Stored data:

○ ○ ○ ○ ○

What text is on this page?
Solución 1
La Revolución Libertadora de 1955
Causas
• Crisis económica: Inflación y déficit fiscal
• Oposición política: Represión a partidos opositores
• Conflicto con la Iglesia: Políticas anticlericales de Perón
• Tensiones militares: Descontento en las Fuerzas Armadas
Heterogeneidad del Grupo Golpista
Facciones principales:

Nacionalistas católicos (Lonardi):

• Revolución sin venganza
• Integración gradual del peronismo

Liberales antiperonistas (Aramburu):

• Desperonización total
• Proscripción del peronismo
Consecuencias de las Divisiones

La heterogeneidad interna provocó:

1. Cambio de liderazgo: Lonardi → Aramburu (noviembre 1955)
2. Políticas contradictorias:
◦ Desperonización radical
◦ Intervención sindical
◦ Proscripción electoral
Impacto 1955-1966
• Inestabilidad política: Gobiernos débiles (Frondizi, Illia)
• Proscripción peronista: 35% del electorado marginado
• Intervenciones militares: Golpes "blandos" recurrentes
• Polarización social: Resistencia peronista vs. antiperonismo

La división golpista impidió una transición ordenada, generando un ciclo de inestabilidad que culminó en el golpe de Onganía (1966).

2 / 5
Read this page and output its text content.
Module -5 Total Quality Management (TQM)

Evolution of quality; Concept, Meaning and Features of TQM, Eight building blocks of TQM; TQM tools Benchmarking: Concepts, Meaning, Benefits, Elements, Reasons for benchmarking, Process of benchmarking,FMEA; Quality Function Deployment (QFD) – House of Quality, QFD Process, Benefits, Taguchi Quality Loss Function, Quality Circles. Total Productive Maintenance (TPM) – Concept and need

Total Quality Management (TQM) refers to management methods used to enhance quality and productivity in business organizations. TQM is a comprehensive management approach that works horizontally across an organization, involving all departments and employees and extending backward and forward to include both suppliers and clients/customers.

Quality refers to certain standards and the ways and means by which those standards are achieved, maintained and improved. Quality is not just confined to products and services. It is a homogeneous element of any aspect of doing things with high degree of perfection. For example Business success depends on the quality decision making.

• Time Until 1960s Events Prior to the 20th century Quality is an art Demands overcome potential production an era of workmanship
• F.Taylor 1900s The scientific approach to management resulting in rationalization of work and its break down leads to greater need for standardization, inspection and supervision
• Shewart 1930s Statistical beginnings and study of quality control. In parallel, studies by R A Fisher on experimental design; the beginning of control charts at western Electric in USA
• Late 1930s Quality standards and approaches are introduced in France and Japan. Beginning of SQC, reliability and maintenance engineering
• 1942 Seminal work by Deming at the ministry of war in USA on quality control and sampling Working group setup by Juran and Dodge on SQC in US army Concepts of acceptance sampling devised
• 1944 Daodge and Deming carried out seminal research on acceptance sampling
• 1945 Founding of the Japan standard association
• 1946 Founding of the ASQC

○ ○ ○ ○ ○

TASK BRIEF: Find the string "page" in the entries above and return each line that holds it.

THE COMPLETED TASK:
What text is on this page?
Read this page and output its text content.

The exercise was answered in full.